Required work:
Set down the whole listing verbatim.
## Begin Records to process
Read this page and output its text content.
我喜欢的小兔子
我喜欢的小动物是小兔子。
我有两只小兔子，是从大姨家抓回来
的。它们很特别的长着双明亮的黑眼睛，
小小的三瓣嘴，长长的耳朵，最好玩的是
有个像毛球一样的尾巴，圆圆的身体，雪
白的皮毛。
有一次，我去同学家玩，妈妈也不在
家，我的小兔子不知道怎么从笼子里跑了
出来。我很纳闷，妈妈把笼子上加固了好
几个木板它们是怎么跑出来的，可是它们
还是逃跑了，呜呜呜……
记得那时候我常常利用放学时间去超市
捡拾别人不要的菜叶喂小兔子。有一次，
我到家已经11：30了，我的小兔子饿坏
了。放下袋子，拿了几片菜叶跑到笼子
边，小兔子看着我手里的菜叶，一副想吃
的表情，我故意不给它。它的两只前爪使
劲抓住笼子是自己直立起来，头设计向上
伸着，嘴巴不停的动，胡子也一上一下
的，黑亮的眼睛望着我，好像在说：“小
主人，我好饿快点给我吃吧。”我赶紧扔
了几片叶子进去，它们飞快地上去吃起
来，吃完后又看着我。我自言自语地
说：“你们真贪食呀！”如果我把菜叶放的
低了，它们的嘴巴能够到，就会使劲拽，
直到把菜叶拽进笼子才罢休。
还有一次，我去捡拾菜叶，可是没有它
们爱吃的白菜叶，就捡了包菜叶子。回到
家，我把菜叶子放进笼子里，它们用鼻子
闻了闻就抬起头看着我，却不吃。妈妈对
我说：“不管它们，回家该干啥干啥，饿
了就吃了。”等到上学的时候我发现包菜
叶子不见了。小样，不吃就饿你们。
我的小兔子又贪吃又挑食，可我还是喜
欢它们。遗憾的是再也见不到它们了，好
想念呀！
## End Records to process
Exercise answer:
Read this page and output its text content.
我喜欢的小兔子
我喜欢的小动物是小兔子。
我有两只小兔子，是从大姨家抓回来
的。它们很特别的长着双明亮的黑眼睛，
小小的三瓣嘴，长长的耳朵，最好玩的是
有个像毛球一样的尾巴，圆圆的身体，雪
白的皮毛。
有一次，我去同学家玩，妈妈也不在
家，我的小兔子不知道怎么从笼子里跑了
出来。我很纳闷，妈妈把笼子上加固了好
几个木板它们是怎么跑出来的，可是它们
还是逃跑了，呜呜呜……
记得那时候我常常利用放学时间去超市
捡拾别人不要的菜叶喂小兔子。有一次，
我到家已经11：30了，我的小兔子饿坏
了。放下袋子，拿了几片菜叶跑到笼子
边，小兔子看着我手里的菜叶，一副想吃
的表情，我故意不给它。它的两只前爪使
劲抓住笼子是自己直立起来，头设计向上
伸着，嘴巴不停的动，胡子也一上一下
的，黑亮的眼睛望着我，好像在说：“小
主人，我好饿快点给我吃吧。”我赶紧扔
了几片叶子进去，它们飞快地上去吃起
来，吃完后又看着我。我自言自语地
说：“你们真贪食呀！”如果我把菜叶放的
低了，它们的嘴巴能够到，就会使劲拽，
直到把菜叶拽进笼子才罢休。
还有一次，我去捡拾菜叶，可是没有它
们爱吃的白菜叶，就捡了包菜叶子。回到
家，我把菜叶子放进笼子里，它们用鼻子
闻了闻就抬起头看着我，却不吃。妈妈对
我说：“不管它们，回家该干啥干啥，饿
了就吃了。”等到上学的时候我发现包菜
叶子不见了。小样，不吃就饿你们。
我的小兔子又贪吃又挑食，可我还是喜
欢它们。遗憾的是再也见不到它们了，好
想念呀！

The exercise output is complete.